Task goal —
Transcribe every record that appears below, exactly and in full.

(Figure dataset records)

* Start *

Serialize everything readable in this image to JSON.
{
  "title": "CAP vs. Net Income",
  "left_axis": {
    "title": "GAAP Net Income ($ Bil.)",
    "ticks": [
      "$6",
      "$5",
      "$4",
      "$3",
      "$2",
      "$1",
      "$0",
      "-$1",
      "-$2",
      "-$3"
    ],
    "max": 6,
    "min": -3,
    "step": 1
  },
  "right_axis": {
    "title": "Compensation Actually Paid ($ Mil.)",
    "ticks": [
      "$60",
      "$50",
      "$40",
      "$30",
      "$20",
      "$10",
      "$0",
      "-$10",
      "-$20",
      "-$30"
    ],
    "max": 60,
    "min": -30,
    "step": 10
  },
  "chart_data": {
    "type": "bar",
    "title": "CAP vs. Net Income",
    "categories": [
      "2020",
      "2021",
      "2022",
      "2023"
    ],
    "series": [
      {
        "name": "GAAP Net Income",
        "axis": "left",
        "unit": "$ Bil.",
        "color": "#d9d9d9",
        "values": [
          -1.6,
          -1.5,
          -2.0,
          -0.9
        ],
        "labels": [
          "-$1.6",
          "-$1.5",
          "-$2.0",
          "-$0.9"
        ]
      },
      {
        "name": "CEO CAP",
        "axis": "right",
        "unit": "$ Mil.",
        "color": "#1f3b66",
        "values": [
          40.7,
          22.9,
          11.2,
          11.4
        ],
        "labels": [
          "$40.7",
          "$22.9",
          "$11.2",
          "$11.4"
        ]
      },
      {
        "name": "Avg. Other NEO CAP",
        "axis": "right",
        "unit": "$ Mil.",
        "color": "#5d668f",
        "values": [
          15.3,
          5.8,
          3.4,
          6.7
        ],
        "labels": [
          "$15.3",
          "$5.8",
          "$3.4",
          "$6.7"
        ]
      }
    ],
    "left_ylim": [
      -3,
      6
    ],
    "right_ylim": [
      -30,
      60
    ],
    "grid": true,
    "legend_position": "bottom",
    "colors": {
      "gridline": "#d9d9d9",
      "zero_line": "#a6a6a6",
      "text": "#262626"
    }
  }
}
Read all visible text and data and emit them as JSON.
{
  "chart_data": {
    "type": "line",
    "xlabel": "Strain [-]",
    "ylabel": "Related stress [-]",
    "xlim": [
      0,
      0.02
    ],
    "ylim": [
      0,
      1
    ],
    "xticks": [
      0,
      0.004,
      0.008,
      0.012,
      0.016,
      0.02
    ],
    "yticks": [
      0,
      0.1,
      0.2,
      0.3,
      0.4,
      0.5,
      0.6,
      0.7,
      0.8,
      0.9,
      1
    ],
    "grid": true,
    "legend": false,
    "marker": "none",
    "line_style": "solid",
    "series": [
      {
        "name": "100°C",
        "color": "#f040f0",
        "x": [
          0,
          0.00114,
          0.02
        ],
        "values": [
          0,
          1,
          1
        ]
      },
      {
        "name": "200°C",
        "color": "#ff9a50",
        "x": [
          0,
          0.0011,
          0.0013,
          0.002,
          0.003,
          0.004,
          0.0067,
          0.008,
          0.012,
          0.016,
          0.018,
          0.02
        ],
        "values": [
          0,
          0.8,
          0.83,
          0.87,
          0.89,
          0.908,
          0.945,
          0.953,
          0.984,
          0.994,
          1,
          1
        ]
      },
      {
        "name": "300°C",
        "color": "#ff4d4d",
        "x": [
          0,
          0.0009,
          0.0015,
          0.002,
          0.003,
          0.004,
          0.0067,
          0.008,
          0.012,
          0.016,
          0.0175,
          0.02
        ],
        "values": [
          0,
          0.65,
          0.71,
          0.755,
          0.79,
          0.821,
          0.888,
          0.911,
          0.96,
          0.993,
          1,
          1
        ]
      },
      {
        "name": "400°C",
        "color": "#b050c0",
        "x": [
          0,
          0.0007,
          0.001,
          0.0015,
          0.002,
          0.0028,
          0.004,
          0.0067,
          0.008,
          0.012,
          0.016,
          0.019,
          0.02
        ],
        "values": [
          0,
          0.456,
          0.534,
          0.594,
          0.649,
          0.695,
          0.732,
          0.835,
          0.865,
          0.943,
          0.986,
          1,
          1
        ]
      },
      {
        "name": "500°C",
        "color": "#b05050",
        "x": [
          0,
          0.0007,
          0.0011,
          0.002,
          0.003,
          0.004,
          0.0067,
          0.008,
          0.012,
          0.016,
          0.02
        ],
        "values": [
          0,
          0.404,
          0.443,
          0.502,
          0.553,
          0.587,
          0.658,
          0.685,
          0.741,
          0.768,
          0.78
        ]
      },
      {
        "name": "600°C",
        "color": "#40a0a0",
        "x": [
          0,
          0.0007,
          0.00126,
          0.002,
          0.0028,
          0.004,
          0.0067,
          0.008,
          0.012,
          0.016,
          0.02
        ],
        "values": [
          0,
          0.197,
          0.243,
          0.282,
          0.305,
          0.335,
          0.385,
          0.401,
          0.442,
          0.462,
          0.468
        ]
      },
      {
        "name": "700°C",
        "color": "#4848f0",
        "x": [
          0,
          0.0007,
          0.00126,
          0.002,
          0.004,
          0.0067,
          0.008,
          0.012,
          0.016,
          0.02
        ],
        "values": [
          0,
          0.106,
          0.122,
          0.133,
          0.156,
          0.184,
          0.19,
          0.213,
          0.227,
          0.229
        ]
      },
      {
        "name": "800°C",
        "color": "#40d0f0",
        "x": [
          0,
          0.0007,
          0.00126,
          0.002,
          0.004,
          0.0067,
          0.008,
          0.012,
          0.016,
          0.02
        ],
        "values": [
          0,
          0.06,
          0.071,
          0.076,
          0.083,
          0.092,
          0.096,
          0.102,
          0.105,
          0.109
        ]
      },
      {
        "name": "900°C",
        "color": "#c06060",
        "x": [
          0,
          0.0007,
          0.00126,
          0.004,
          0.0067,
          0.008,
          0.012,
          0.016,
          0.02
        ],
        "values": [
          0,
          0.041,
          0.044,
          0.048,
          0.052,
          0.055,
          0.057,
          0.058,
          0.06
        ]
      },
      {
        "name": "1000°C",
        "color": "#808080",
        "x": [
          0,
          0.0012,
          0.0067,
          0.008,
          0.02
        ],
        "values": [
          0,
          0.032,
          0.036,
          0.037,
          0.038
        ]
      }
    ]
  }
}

* End *

The solution —
Serialize everything readable in this image to JSON.
{
  "title": "CAP vs. Net Income",
  "left_axis": {
    "title": "GAAP Net Income ($ Bil.)",
    "ticks": [
      "$6",
      "$5",
      "$4",
      "$3",
      "$2",
      "$1",
      "$0",
      "-$1",
      "-$2",
      "-$3"
    ],
    "max": 6,
    "min": -3,
    "step": 1
  },
  "right_axis": {
    "title": "Compensation Actually Paid ($ Mil.)",
    "ticks": [
      "$60",
      "$50",
      "$40",
      "$30",
      "$20",
      "$10",
      "$0",
      "-$10",
      "-$20",
      "-$30"
    ],
    "max": 60,
    "min": -30,
    "step": 10
  },
  "chart_data": {
    "type": "bar",
    "title": "CAP vs. Net Income",
    "categories": [
      "2020",
      "2021",
      "2022",
      "2023"
    ],
    "series": [
      {
        "name": "GAAP Net Income",
        "axis": "left",
        "unit": "$ Bil.",
        "color": "#d9d9d9",
        "values": [
          -1.6,
          -1.5,
          -2.0,
          -0.9
        ],
        "labels": [
          "-$1.6",
          "-$1.5",
          "-$2.0",
          "-$0.9"
        ]
      },
      {
        "name": "CEO CAP",
        "axis": "right",
        "unit": "$ Mil.",
        "color": "#1f3b66",
        "values": [
          40.7,
          22.9,
          11.2,
          11.4
        ],
        "labels": [
          "$40.7",
          "$22.9",
          "$11.2",
          "$11.4"
        ]
      },
      {
        "name": "Avg. Other NEO CAP",
        "axis": "right",
        "unit": "$ Mil.",
        "color": "#5d668f",
        "values": [
          15.3,
          5.8,
          3.4,
          6.7
        ],
        "labels": [
          "$15.3",
          "$5.8",
          "$3.4",
          "$6.7"
        ]
      }
    ],
    "left_ylim": [
      -3,
      6
    ],
    "right_ylim": [
      -30,
      60
    ],
    "grid": true,
    "legend_position": "bottom",
    "colors": {
      "gridline": "#d9d9d9",
      "zero_line": "#a6a6a6",
      "text": "#262626"
    }
  }
}
Read all visible text and data and emit them as JSON.
{
  "chart_data": {
    "type": "line",
    "xlabel": "Strain [-]",
    "ylabel": "Related stress [-]",
    "xlim": [
      0,
      0.02
    ],
    "ylim": [
      0,
      1
    ],
    "xticks": [
      0,
      0.004,
      0.008,
      0.012,
      0.016,
      0.02
    ],
    "yticks": [
      0,
      0.1,
      0.2,
      0.3,
      0.4,
      0.5,
      0.6,
      0.7,
      0.8,
      0.9,
      1
    ],
    "grid": true,
    "legend": false,
    "marker": "none",
    "line_style": "solid",
    "series": [
      {
        "name": "100°C",
        "color": "#f040f0",
        "x": [
          0,
          0.00114,
          0.02
        ],
        "values": [
          0,
          1,
          1
        ]
      },
      {
        "name": "200°C",
        "color": "#ff9a50",
        "x": [
          0,
          0.0011,
          0.0013,
          0.002,
          0.003,
          0.004,
          0.0067,
          0.008,
          0.012,
          0.016,
          0.018,
          0.02
        ],
        "values": [
          0,
          0.8,
          0.83,
          0.87,
          0.89,
          0.908,
          0.945,
          0.953,
          0.984,
          0.994,
          1,
          1
        ]
      },
      {
        "name": "300°C",
        "color": "#ff4d4d",
        "x": [
          0,
          0.0009,
          0.0015,
          0.002,
          0.003,
          0.004,
          0.0067,
          0.008,
          0.012,
          0.016,
          0.0175,
          0.02
        ],
        "values": [
          0,
          0.65,
          0.71,
          0.755,
          0.79,
          0.821,
          0.888,
          0.911,
          0.96,
          0.993,
          1,
          1
        ]
      },
      {
        "name": "400°C",
        "color": "#b050c0",
        "x": [
          0,
          0.0007,
          0.001,
          0.0015,
          0.002,
          0.0028,
          0.004,
          0.0067,
          0.008,
          0.012,
          0.016,
          0.019,
          0.02
        ],
        "values": [
          0,
          0.456,
          0.534,
          0.594,
          0.649,
          0.695,
          0.732,
          0.835,
          0.865,
          0.943,
          0.986,
          1,
          1
        ]
      },
      {
        "name": "500°C",
        "color": "#b05050",
        "x": [
          0,
          0.0007,
          0.0011,
          0.002,
          0.003,
          0.004,
          0.0067,
          0.008,
          0.012,
          0.016,
          0.02
        ],
        "values": [
          0,
          0.404,
          0.443,
          0.502,
          0.553,
          0.587,
          0.658,
          0.685,
          0.741,
          0.768,
          0.78
        ]
      },
      {
        "name": "600°C",
        "color": "#40a0a0",
        "x": [
          0,
          0.0007,
          0.00126,
          0.002,
          0.0028,
          0.004,
          0.0067,
          0.008,
          0.012,
          0.016,
          0.02
        ],
        "values": [
          0,
          0.197,
          0.243,
          0.282,
          0.305,
          0.335,
          0.385,
          0.401,
          0.442,
          0.462,
          0.468
        ]
      },
      {
        "name": "700°C",
        "color": "#4848f0",
        "x": [
          0,
          0.0007,
          0.00126,
          0.002,
          0.004,
          0.0067,
          0.008,
          0.012,
          0.016,
          0.02
        ],
        "values": [
          0,
          0.106,
          0.122,
          0.133,
          0.156,
          0.184,
          0.19,
          0.213,
          0.227,
          0.229
        ]
      },
      {
        "name": "800°C",
        "color": "#40d0f0",
        "x": [
          0,
          0.0007,
          0.00126,
          0.002,
          0.004,
          0.0067,
          0.008,
          0.012,
          0.016,
          0.02
        ],
        "values": [
          0,
          0.06,
          0.071,
          0.076,
          0.083,
          0.092,
          0.096,
          0.102,
          0.105,
          0.109
        ]
      },
      {
        "name": "900°C",
        "color": "#c06060",
        "x": [
          0,
          0.0007,
          0.00126,
          0.004,
          0.0067,
          0.008,
          0.012,
          0.016,
          0.02
        ],
        "values": [
          0,
          0.041,
          0.044,
          0.048,
          0.052,
          0.055,
          0.057,
          0.058,
          0.06
        ]
      },
      {
        "name": "1000°C",
        "color": "#808080",
        "x": [
          0,
          0.0012,
          0.0067,
          0.008,
          0.02
        ],
        "values": [
          0,
          0.032,
          0.036,
          0.037,
          0.038
        ]
      }
    ]
  }
}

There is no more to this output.